● WRITTEN PROBLEM
Repeat each line of the material below exactly as it appears, minus any pictures.
----------
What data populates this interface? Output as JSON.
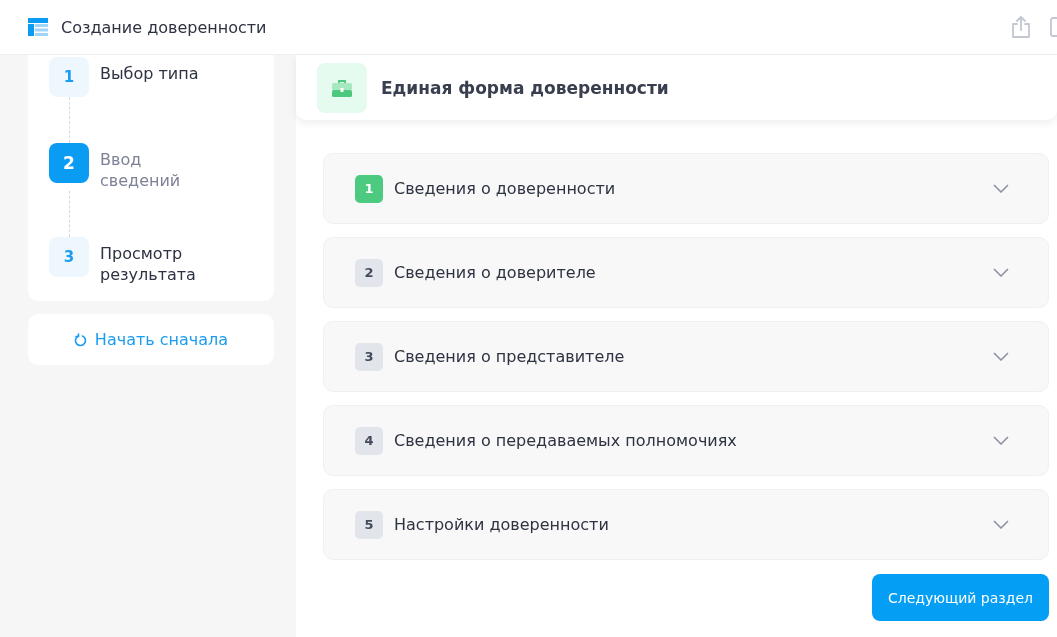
{
  "header": {
    "title": "Создание доверенности"
  },
  "steps": [
    {
      "number": "1",
      "label": "Выбор типа",
      "selected": false
    },
    {
      "number": "2",
      "label": "Ввод сведений",
      "selected": true
    },
    {
      "number": "3",
      "label": "Просмотр результата",
      "selected": false
    }
  ],
  "restart_button": {
    "label": "Начать сначала"
  },
  "form": {
    "title": "Единая форма доверенности"
  },
  "sections": [
    {
      "number": "1",
      "title": "Сведения о доверенности",
      "done": true,
      "expanded": false
    },
    {
      "number": "2",
      "title": "Сведения о доверителе",
      "done": false,
      "expanded": false
    },
    {
      "number": "3",
      "title": "Сведения о представителе",
      "done": false,
      "expanded": false
    },
    {
      "number": "4",
      "title": "Сведения о передаваемых полномочиях",
      "done": false,
      "expanded": false
    },
    {
      "number": "5",
      "title": "Настройки доверенности",
      "done": false,
      "expanded": false
    }
  ],
  "next_button": {
    "label": "Следующий раздел"
  }
}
----------
● TASK RESPONSE
What data populates this interface? Output as JSON.
{
  "header": {
    "title": "Создание доверенности"
  },
  "steps": [
    {
      "number": "1",
      "label": "Выбор типа",
      "selected": false
    },
    {
      "number": "2",
      "label": "Ввод сведений",
      "selected": true
    },
    {
      "number": "3",
      "label": "Просмотр результата",
      "selected": false
    }
  ],
  "restart_button": {
    "label": "Начать сначала"
  },
  "form": {
    "title": "Единая форма доверенности"
  },
  "sections": [
    {
      "number": "1",
      "title": "Сведения о доверенности",
      "done": true,
      "expanded": false
    },
    {
      "number": "2",
      "title": "Сведения о доверителе",
      "done": false,
      "expanded": false
    },
    {
      "number": "3",
      "title": "Сведения о представителе",
      "done": false,
      "expanded": false
    },
    {
      "number": "4",
      "title": "Сведения о передаваемых полномочиях",
      "done": false,
      "expanded": false
    },
    {
      "number": "5",
      "title": "Настройки доверенности",
      "done": false,
      "expanded": false
    }
  ],
  "next_button": {
    "label": "Следующий раздел"
  }
}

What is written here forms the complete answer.